Directions for this task: Collect each line holding the string "title".

[Records that describe figures]

--

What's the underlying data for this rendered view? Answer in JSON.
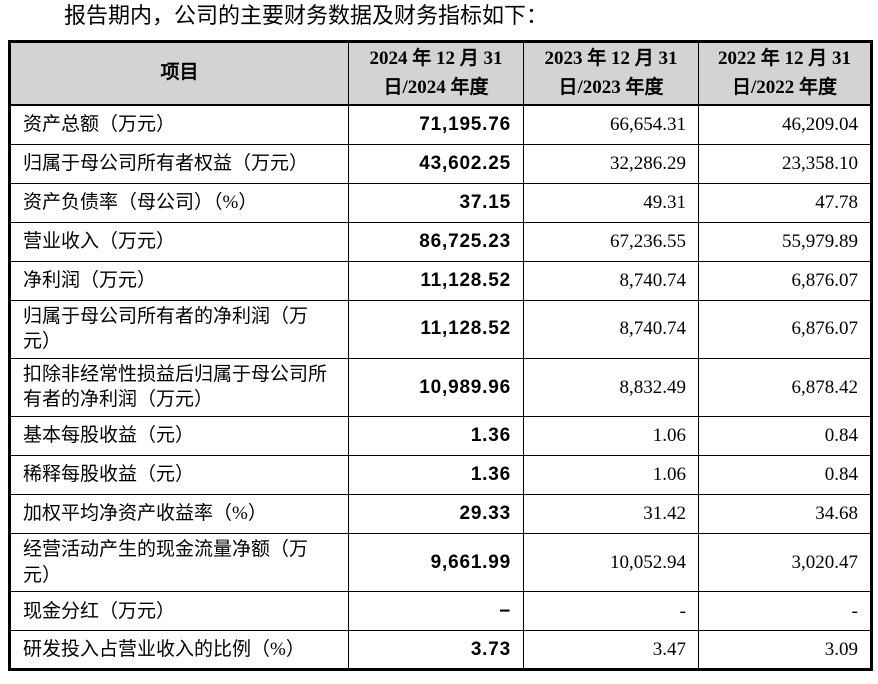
{
  "page": {
    "title": "报告期内，公司的主要财务数据及财务指标如下："
  },
  "colors": {
    "header_bg": "#d3d3d3",
    "border": "#000000",
    "text": "#000000"
  },
  "table": {
    "columns": [
      "项目",
      "2024 年 12 月 31\n日/2024 年度",
      "2023 年 12 月 31\n日/2023 年度",
      "2022 年 12 月 31\n日/2022 年度"
    ],
    "rows": [
      {
        "label": "资产总额（万元）",
        "v2024": "71,195.76",
        "v2023": "66,654.31",
        "v2022": "46,209.04"
      },
      {
        "label": "归属于母公司所有者权益（万元）",
        "v2024": "43,602.25",
        "v2023": "32,286.29",
        "v2022": "23,358.10"
      },
      {
        "label": "资产负债率（母公司）（%）",
        "v2024": "37.15",
        "v2023": "49.31",
        "v2022": "47.78"
      },
      {
        "label": "营业收入（万元）",
        "v2024": "86,725.23",
        "v2023": "67,236.55",
        "v2022": "55,979.89"
      },
      {
        "label": "净利润（万元）",
        "v2024": "11,128.52",
        "v2023": "8,740.74",
        "v2022": "6,876.07"
      },
      {
        "label": "归属于母公司所有者的净利润（万元）",
        "v2024": "11,128.52",
        "v2023": "8,740.74",
        "v2022": "6,876.07"
      },
      {
        "label": "扣除非经常性损益后归属于母公司所有者的净利润（万元）",
        "v2024": "10,989.96",
        "v2023": "8,832.49",
        "v2022": "6,878.42"
      },
      {
        "label": "基本每股收益（元）",
        "v2024": "1.36",
        "v2023": "1.06",
        "v2022": "0.84"
      },
      {
        "label": "稀释每股收益（元）",
        "v2024": "1.36",
        "v2023": "1.06",
        "v2022": "0.84"
      },
      {
        "label": "加权平均净资产收益率（%）",
        "v2024": "29.33",
        "v2023": "31.42",
        "v2022": "34.68"
      },
      {
        "label": "经营活动产生的现金流量净额（万元）",
        "v2024": "9,661.99",
        "v2023": "10,052.94",
        "v2022": "3,020.47"
      },
      {
        "label": "现金分红（万元）",
        "v2024": "−",
        "v2023": "-",
        "v2022": "-"
      },
      {
        "label": "研发投入占营业收入的比例（%）",
        "v2024": "3.73",
        "v2023": "3.47",
        "v2022": "3.09"
      }
    ]
  }
}
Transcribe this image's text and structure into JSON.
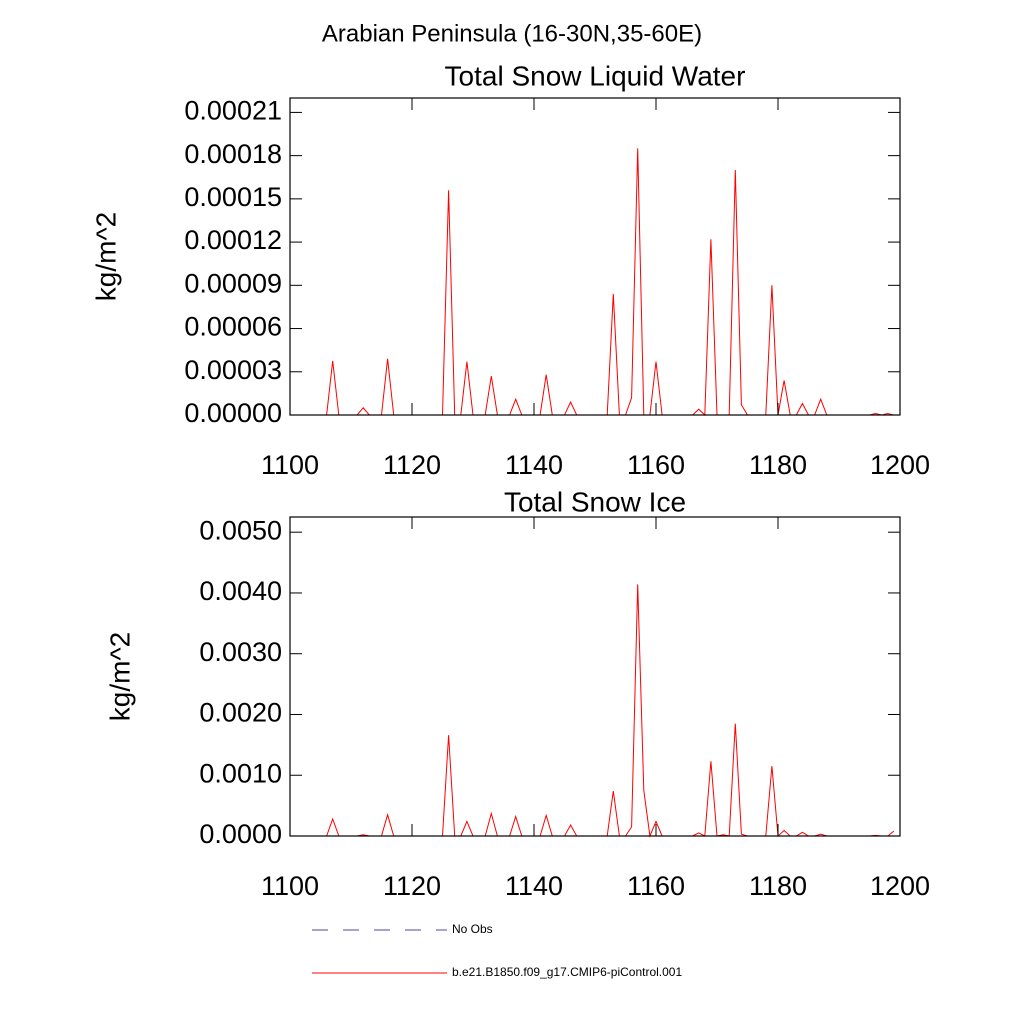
{
  "title": "Arabian Peninsula (16-30N,35-60E)",
  "chart_data": [
    {
      "type": "line",
      "title": "Total Snow Liquid Water",
      "ylabel": "kg/m^2",
      "color": "#ff0000",
      "x": [
        1101,
        1102,
        1103,
        1104,
        1105,
        1106,
        1107,
        1108,
        1109,
        1110,
        1111,
        1112,
        1113,
        1114,
        1115,
        1116,
        1117,
        1118,
        1119,
        1120,
        1121,
        1122,
        1123,
        1124,
        1125,
        1126,
        1127,
        1128,
        1129,
        1130,
        1131,
        1132,
        1133,
        1134,
        1135,
        1136,
        1137,
        1138,
        1139,
        1140,
        1141,
        1142,
        1143,
        1144,
        1145,
        1146,
        1147,
        1148,
        1149,
        1150,
        1151,
        1152,
        1153,
        1154,
        1155,
        1156,
        1157,
        1158,
        1159,
        1160,
        1161,
        1162,
        1163,
        1164,
        1165,
        1166,
        1167,
        1168,
        1169,
        1170,
        1171,
        1172,
        1173,
        1174,
        1175,
        1176,
        1177,
        1178,
        1179,
        1180,
        1181,
        1182,
        1183,
        1184,
        1185,
        1186,
        1187,
        1188,
        1189,
        1190,
        1191,
        1192,
        1193,
        1194,
        1195,
        1196,
        1197,
        1198,
        1199
      ],
      "values": [
        0,
        0,
        0,
        0,
        0,
        0,
        3.75e-05,
        0,
        0,
        0,
        0,
        5e-06,
        0,
        0,
        0,
        3.9e-05,
        0,
        0,
        0,
        0,
        0,
        0,
        0,
        0,
        0,
        0.000156,
        0,
        0,
        3.7e-05,
        0,
        0,
        0,
        2.7e-05,
        0,
        0,
        0,
        1.1e-05,
        0,
        0,
        0,
        0,
        2.8e-05,
        0,
        0,
        0,
        9e-06,
        0,
        0,
        0,
        0,
        0,
        0,
        8.4e-05,
        0,
        0,
        1.2e-05,
        0.000185,
        0,
        0,
        3.7e-05,
        0,
        0,
        0,
        0,
        0,
        0,
        4e-06,
        0,
        0.000122,
        0,
        0,
        0,
        0.00017,
        7e-06,
        0,
        0,
        0,
        0,
        9e-05,
        0,
        2.4e-05,
        0,
        0,
        8e-06,
        0,
        0,
        1.1e-05,
        0,
        0,
        0,
        0,
        0,
        0,
        0,
        0,
        1e-06,
        0,
        1e-06,
        0
      ],
      "xlim": [
        1100,
        1200
      ],
      "xticks": [
        1100,
        1120,
        1140,
        1160,
        1180,
        1200
      ],
      "ylim": [
        0,
        0.00022
      ],
      "yticks": [
        {
          "value": 0,
          "label": "0.00000"
        },
        3e-05,
        6e-05,
        9e-05,
        0.00012,
        0.00015,
        0.00018,
        0.00021
      ]
    },
    {
      "type": "line",
      "title": "Total Snow Ice",
      "ylabel": "kg/m^2",
      "color": "#ff0000",
      "x": [
        1101,
        1102,
        1103,
        1104,
        1105,
        1106,
        1107,
        1108,
        1109,
        1110,
        1111,
        1112,
        1113,
        1114,
        1115,
        1116,
        1117,
        1118,
        1119,
        1120,
        1121,
        1122,
        1123,
        1124,
        1125,
        1126,
        1127,
        1128,
        1129,
        1130,
        1131,
        1132,
        1133,
        1134,
        1135,
        1136,
        1137,
        1138,
        1139,
        1140,
        1141,
        1142,
        1143,
        1144,
        1145,
        1146,
        1147,
        1148,
        1149,
        1150,
        1151,
        1152,
        1153,
        1154,
        1155,
        1156,
        1157,
        1158,
        1159,
        1160,
        1161,
        1162,
        1163,
        1164,
        1165,
        1166,
        1167,
        1168,
        1169,
        1170,
        1171,
        1172,
        1173,
        1174,
        1175,
        1176,
        1177,
        1178,
        1179,
        1180,
        1181,
        1182,
        1183,
        1184,
        1185,
        1186,
        1187,
        1188,
        1189,
        1190,
        1191,
        1192,
        1193,
        1194,
        1195,
        1196,
        1197,
        1198,
        1199
      ],
      "values": [
        0,
        0,
        0,
        0,
        0,
        0,
        0.00028,
        0,
        0,
        0,
        0,
        2e-05,
        0,
        0,
        0,
        0.00035,
        0,
        0,
        0,
        0,
        0,
        0,
        0,
        0,
        0,
        0.00166,
        0,
        0,
        0.00024,
        0,
        0,
        0,
        0.00037,
        0,
        0,
        0,
        0.00032,
        0,
        0,
        0,
        0,
        0.00034,
        0,
        0,
        0,
        0.00018,
        0,
        0,
        0,
        0,
        0,
        0,
        0.00074,
        0,
        0,
        0.00015,
        0.00414,
        0.00075,
        0,
        0.00024,
        0,
        0,
        0,
        0,
        0,
        0,
        5e-05,
        0,
        0.00123,
        0,
        2e-05,
        0,
        0.00185,
        3e-05,
        0,
        0,
        0,
        0,
        0.00115,
        0,
        9e-05,
        0,
        0,
        6e-05,
        0,
        0,
        3e-05,
        0,
        0,
        0,
        0,
        0,
        0,
        0,
        0,
        1e-05,
        0,
        0,
        8e-05
      ],
      "xlim": [
        1100,
        1200
      ],
      "xticks": [
        1100,
        1120,
        1140,
        1160,
        1180,
        1200
      ],
      "ylim": [
        0,
        0.00525
      ],
      "yticks": [
        {
          "value": 0,
          "label": "0.0000"
        },
        {
          "value": 0.001,
          "label": "0.0010"
        },
        {
          "value": 0.002,
          "label": "0.0020"
        },
        {
          "value": 0.003,
          "label": "0.0030"
        },
        {
          "value": 0.004,
          "label": "0.0040"
        },
        {
          "value": 0.005,
          "label": "0.0050"
        }
      ]
    }
  ],
  "legend": [
    {
      "label": "No Obs",
      "color": "#4a4a9c",
      "dash": true
    },
    {
      "label": "b.e21.B1850.f09_g17.CMIP6-piControl.001",
      "color": "#ff0000",
      "dash": false
    }
  ]
}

--

Solution:
    "title": "报告期内，公司的主要财务数据及财务指标如下："
  "title": "Arabian Peninsula (16-30N,35-60E)",
      "title": "Total Snow Liquid Water",
      "title": "Total Snow Ice",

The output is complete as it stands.